## Begin RECORDS FOR THIS EXERCISE

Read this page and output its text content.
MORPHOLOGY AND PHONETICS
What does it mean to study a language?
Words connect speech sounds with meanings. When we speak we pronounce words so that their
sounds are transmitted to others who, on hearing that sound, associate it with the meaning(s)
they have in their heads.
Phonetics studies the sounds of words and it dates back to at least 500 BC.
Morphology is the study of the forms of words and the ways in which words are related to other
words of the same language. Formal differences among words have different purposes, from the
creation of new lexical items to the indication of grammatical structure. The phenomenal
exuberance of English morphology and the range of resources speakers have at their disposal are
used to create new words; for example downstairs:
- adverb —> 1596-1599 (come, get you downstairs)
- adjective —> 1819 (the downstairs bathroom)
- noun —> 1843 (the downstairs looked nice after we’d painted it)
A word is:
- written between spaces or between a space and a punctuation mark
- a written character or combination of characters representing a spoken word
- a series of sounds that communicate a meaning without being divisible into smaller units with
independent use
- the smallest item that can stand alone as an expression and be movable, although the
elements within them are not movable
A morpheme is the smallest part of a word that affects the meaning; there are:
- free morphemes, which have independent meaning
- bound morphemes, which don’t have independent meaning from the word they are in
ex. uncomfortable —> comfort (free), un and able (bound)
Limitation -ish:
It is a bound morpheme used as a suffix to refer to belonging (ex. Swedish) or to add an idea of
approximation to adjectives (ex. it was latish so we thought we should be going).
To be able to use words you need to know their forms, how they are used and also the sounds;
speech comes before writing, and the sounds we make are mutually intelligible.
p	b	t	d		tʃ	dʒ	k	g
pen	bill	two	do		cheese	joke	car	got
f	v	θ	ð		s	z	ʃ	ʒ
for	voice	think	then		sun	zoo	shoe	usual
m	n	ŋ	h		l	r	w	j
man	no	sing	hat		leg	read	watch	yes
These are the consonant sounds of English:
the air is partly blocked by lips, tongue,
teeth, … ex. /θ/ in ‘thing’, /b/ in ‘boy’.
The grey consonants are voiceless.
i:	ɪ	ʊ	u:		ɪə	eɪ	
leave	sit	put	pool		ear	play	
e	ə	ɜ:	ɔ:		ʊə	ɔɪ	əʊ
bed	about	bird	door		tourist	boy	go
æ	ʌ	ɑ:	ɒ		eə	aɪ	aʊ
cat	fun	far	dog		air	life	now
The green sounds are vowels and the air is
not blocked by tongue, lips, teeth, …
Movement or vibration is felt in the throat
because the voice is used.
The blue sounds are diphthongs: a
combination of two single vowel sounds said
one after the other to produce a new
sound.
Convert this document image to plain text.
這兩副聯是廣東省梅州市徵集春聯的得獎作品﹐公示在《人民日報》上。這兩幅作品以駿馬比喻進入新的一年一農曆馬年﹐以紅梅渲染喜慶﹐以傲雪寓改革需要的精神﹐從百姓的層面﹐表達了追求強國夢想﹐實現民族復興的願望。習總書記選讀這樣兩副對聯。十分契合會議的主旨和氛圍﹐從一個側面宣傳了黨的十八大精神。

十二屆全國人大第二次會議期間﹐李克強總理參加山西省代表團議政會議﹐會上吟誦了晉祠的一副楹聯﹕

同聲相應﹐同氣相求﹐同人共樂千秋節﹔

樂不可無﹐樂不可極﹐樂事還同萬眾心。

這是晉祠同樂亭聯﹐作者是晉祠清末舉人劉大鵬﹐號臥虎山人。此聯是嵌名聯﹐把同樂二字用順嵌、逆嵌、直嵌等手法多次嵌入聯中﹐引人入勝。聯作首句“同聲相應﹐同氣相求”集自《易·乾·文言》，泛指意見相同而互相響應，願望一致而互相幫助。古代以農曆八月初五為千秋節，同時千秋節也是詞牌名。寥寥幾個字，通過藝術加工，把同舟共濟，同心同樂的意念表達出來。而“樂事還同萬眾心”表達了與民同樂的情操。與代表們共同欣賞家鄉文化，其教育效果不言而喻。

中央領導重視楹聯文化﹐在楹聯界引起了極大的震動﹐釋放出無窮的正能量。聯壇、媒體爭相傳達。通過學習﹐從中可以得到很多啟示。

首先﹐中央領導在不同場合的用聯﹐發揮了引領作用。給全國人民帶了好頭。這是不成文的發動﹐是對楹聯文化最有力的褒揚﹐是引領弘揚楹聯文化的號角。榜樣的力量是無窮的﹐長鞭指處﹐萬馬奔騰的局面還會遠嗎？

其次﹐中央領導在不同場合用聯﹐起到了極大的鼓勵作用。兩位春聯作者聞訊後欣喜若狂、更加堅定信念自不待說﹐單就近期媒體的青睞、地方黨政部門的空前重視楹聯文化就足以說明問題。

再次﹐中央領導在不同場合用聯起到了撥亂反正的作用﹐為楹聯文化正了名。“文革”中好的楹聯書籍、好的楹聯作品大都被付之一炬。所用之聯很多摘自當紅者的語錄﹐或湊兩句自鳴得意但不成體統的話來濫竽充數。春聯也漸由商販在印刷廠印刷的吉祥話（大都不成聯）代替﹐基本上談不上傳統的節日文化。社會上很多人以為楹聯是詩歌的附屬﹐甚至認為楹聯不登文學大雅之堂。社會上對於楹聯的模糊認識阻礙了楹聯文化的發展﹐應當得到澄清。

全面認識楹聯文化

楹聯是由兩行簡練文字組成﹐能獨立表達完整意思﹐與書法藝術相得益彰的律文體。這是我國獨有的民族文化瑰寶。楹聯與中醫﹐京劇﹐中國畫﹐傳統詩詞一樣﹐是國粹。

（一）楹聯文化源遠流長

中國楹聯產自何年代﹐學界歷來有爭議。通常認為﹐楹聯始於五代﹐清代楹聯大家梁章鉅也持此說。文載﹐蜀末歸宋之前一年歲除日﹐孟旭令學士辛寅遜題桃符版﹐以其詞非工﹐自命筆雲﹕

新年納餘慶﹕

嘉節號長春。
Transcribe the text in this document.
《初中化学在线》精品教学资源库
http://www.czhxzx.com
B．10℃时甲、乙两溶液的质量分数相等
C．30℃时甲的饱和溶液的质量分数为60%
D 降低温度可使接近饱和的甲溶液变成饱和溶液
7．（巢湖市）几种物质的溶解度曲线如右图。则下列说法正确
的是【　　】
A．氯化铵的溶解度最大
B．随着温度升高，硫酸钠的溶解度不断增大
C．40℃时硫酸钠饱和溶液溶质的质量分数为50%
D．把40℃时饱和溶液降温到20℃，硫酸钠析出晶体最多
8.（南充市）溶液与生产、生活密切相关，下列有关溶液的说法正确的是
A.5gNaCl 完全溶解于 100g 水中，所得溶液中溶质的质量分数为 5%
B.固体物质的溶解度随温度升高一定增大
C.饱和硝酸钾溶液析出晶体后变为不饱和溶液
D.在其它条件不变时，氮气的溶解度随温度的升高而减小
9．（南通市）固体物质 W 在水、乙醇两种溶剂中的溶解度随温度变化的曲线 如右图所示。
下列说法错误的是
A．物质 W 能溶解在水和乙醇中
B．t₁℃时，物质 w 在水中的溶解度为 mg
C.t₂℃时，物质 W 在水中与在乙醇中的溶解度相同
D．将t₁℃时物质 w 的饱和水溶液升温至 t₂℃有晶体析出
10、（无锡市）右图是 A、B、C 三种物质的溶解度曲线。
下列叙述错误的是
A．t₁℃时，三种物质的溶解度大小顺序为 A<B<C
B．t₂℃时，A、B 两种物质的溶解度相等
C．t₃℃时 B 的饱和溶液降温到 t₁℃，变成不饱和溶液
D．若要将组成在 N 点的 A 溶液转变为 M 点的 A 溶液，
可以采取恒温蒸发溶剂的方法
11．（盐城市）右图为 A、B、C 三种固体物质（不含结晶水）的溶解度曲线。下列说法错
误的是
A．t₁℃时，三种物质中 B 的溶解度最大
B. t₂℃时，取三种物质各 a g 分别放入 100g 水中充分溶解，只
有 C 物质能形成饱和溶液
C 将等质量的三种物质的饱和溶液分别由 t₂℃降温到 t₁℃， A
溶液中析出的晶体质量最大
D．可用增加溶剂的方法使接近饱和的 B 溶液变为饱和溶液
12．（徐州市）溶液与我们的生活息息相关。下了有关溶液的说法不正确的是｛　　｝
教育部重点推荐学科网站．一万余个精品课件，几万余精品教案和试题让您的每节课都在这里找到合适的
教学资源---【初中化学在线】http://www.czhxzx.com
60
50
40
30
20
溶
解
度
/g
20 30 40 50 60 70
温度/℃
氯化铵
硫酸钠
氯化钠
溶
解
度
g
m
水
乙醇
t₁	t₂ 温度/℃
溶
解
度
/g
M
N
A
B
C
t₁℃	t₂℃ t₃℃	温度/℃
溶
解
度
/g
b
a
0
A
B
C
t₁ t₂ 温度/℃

## End RECORDS FOR THIS EXERCISE

◆ WHAT YOU SHOULD DO
Filter the entries and copy out every line with the word "forms".

◆ THE SOLUTION
Morphology is the study of the forms of words and the ways in which words are related to other
To be able to use words you need to know their forms, how they are used and also the sounds;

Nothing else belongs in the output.